Data listing →
= = = = = = =

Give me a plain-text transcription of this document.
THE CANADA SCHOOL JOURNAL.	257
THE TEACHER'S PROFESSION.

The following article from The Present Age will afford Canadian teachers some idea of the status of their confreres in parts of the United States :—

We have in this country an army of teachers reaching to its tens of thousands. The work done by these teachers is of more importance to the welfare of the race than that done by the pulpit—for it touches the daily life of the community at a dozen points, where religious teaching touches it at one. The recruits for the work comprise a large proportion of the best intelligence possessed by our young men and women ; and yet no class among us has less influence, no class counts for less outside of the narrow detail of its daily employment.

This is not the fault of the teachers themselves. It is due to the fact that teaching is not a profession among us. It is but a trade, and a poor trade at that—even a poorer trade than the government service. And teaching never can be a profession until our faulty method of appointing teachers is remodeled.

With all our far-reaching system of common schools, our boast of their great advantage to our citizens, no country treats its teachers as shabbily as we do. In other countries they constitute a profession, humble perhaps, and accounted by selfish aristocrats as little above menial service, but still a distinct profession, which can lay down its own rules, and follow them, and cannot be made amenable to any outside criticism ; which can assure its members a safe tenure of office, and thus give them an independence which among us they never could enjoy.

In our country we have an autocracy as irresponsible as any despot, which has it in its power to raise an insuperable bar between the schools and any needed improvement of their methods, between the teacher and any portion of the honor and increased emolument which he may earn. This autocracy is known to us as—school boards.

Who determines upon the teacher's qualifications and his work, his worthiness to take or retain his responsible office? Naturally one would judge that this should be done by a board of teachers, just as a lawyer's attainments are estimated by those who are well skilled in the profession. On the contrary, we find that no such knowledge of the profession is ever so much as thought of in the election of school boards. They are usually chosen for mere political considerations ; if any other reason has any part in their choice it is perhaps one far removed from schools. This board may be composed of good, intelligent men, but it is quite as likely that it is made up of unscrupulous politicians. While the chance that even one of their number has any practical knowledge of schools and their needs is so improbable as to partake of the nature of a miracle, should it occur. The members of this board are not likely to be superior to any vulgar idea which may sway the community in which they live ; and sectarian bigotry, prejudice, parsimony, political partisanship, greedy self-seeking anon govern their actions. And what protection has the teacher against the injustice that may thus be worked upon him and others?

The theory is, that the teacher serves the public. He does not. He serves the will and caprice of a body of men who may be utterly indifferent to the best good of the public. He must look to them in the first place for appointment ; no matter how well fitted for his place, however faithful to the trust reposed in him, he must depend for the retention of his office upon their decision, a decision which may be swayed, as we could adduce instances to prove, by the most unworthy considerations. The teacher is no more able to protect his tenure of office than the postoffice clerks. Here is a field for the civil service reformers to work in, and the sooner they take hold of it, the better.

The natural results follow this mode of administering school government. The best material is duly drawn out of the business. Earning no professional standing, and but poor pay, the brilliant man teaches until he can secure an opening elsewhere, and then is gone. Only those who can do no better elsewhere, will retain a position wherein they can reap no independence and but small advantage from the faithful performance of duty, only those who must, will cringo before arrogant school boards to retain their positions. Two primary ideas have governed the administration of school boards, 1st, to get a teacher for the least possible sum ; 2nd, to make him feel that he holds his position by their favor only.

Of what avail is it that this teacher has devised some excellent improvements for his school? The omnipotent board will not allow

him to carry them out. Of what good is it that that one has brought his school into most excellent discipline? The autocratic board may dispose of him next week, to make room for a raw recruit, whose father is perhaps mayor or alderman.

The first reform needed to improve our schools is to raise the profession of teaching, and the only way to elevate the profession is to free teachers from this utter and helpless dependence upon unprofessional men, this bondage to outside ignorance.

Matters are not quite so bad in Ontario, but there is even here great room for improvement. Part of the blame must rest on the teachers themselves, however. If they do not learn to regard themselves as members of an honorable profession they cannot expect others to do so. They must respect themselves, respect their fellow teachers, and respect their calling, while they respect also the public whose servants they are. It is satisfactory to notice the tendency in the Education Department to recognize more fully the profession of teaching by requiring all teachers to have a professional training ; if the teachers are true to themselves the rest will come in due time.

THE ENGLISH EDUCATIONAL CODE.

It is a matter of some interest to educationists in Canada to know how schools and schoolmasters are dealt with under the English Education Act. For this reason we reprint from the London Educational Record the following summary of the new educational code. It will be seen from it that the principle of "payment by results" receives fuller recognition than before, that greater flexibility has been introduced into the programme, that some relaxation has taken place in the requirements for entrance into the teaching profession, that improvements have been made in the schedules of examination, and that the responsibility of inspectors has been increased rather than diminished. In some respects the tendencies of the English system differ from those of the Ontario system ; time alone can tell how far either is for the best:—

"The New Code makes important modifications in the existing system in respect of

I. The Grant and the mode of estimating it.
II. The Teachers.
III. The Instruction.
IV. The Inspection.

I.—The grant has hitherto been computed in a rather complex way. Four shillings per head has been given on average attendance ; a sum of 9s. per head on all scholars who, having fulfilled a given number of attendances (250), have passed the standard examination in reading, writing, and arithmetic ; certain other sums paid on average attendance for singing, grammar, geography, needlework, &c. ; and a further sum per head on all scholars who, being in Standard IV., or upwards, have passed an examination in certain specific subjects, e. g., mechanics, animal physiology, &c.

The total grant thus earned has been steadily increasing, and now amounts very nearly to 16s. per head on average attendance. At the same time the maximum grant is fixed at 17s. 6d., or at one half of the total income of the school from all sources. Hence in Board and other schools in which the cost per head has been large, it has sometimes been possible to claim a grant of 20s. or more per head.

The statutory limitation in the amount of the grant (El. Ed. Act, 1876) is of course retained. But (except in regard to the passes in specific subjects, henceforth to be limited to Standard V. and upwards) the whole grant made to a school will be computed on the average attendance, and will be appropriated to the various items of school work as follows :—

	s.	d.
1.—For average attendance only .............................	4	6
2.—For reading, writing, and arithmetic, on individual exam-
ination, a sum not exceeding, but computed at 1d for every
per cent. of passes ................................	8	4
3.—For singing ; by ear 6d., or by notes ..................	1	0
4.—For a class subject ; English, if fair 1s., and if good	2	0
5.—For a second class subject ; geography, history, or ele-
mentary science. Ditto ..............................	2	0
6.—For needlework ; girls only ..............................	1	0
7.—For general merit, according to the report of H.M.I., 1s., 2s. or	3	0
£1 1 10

= = = = = = =

Work to do → Of the lines in the data, how many hold the string "passes"? State the number, nothing else.

Written answer → 2